> **Given request**
Go through the entries one line at a time, and gather every line that has the word "index".
--- Start Task inputs ---
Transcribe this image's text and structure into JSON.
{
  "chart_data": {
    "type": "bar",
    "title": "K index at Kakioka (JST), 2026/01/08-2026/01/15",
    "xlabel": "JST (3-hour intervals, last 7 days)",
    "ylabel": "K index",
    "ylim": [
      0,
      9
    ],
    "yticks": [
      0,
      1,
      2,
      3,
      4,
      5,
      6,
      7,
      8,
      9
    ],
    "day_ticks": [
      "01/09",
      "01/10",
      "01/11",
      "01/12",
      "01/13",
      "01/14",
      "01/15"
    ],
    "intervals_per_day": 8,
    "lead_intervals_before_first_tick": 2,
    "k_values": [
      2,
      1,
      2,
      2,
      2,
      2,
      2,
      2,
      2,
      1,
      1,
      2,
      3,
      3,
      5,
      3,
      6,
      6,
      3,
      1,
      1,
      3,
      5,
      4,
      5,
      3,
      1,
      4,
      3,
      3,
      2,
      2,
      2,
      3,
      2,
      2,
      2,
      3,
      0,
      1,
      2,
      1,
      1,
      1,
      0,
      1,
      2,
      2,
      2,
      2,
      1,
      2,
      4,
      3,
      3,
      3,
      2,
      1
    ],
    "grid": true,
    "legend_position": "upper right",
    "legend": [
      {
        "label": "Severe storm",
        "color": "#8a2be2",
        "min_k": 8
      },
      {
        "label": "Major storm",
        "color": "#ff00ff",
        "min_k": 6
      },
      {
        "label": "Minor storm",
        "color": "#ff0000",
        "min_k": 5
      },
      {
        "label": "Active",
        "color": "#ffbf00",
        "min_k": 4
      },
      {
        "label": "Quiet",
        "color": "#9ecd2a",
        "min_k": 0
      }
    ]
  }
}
--- End Task inputs ---
--- Start Task inputs ---
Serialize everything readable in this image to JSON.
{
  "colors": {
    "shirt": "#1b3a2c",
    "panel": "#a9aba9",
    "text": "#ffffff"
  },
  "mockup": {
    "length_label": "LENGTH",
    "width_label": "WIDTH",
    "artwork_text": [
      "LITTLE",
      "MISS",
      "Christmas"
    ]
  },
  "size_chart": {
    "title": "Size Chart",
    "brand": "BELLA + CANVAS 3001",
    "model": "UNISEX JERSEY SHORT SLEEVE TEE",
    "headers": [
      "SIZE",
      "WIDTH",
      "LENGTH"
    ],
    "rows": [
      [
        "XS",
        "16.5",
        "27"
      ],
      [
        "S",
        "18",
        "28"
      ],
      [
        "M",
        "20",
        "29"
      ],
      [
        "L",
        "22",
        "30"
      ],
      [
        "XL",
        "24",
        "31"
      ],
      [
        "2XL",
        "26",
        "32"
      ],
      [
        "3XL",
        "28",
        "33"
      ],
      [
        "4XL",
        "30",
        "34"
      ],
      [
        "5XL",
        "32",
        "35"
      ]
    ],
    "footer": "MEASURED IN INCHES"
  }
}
--- End Task inputs ---
> **Task response**
    "title": "K index at Kakioka (JST), 2026/01/08-2026/01/15",
    "ylabel": "K index",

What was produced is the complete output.